#### [Fragmento del documento]
Las Montañas Azules
Las montañas azules
Cuando niño, yo pensaba que las colinas de Los Teques eran montañas, y me imaginaba que mi tío Anicasio bajando por unas cumbres enormes, cuando venía de La Laguneta a Los Teques, para visitarnos unos días. Seguramente escuché alguna vez que hablaban de esa zona llamándola montaña, y así lo fijé, pero está también mi impresión cuando vi por primera vez ese bosque encendido de colores mate, y una extensión impresionante hasta unas colinas haciendo frente, que se confundían con las nubes o la neblina de aquellos días, en donde vivía mi tío cuidando una casa que era de nadie, porque nunca se presentó alguien a reclamar aquella propiedad.
Ya después cuando era joven y subía caminando hacia esas crestas arboleadas, para sentir el aire frío y dejarme llevar por el silencio y la soledad, sonreía indulgente, al recordar que allá en mi niñez imaginaba a mi tío cerca de la estufa, para protegerse del clima lacerante que lo entumecía, en esos páramos vertiginosos. En lo que nunca me equivoqué, fue en el recuerdo de esos verdes y azules intensos, del follaje y el cielo, y de los matices castaños de los cerros encrespados por un viento eterno.

#### [Filas disponibles]

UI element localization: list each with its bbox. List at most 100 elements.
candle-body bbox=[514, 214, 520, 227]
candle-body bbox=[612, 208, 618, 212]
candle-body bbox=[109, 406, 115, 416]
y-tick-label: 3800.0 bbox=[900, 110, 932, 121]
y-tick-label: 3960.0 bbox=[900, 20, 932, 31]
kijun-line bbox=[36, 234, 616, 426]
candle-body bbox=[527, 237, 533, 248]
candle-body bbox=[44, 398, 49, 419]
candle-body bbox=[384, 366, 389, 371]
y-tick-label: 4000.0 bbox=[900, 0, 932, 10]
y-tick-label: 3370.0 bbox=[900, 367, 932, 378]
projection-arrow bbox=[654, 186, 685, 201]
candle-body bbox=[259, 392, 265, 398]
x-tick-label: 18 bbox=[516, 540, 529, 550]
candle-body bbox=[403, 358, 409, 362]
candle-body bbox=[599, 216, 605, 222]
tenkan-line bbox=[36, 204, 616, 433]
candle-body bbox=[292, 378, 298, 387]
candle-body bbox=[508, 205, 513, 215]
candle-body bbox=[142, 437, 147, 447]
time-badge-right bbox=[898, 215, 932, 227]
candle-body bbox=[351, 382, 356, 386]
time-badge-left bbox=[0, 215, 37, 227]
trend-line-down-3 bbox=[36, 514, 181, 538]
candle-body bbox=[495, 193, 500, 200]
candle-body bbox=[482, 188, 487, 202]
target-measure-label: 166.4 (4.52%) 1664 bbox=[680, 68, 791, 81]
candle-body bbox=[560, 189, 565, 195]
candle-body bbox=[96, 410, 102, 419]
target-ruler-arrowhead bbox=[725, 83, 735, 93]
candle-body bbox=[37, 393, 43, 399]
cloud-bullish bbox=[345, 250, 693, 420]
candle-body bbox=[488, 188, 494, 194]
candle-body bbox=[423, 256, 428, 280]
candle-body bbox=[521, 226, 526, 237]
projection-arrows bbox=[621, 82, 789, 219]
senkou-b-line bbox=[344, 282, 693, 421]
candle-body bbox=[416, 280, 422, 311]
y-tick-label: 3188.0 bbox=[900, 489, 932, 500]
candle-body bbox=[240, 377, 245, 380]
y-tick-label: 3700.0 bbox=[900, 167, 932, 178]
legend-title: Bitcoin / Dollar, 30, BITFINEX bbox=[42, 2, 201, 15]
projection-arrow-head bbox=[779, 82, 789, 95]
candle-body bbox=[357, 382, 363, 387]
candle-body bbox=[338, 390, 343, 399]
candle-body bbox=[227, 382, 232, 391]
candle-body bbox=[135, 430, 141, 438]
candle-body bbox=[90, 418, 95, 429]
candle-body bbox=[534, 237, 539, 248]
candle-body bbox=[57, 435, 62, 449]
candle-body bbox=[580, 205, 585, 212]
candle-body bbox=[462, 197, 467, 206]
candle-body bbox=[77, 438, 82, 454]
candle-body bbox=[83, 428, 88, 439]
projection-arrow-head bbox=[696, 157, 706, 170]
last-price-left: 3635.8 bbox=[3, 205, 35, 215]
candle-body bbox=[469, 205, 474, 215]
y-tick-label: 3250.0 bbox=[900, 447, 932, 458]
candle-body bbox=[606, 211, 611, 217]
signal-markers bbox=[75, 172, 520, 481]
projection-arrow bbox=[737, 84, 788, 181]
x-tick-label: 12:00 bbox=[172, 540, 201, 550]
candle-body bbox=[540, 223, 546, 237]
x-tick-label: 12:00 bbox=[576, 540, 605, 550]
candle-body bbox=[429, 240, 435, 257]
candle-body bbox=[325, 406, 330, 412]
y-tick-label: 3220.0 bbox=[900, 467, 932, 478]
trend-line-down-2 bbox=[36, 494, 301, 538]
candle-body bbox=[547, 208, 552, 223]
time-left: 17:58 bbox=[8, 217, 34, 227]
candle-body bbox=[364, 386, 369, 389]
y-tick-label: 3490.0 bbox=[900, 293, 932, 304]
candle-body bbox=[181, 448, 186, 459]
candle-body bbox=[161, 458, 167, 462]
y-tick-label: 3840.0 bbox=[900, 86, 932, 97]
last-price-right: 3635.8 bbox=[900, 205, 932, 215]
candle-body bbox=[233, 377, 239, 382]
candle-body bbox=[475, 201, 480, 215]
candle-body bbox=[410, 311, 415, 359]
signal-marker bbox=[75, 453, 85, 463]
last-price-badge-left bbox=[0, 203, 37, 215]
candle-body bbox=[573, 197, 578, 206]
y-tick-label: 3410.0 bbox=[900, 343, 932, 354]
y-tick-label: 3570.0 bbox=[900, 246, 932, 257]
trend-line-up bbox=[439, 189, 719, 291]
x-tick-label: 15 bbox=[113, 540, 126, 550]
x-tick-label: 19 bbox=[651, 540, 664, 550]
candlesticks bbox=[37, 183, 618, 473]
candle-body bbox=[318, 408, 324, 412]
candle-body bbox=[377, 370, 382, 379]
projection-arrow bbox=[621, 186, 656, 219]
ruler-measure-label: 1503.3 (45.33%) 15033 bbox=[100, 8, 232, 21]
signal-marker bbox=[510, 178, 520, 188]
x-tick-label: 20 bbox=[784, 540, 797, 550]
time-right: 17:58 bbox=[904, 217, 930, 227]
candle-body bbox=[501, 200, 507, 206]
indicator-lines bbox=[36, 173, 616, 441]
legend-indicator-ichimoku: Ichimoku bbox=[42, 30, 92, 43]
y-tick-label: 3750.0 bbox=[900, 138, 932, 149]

#### [Lo que se pide]
Copia al pie de la letra todo lo que va desde "Ya después cuando" hasta "un viento eterno." en el texto sobre las montañas azules.

#### [Tu respuesta]
Ya después cuando era joven y subía caminando hacia esas crestas arboleadas, para sentir el aire frío y dejarme llevar por el silencio y la soledad, sonreía indulgente, al recordar que allá en mi niñez imaginaba a mi tío cerca de la estufa, para protegerse del clima lacerante que lo entumecía, en esos páramos vertiginosos. En lo que nunca me equivoqué, fue en el recuerdo de esos verdes y azules intensos, del follaje y el cielo, y de los matices castaños de los cerros encrespados por un viento eterno.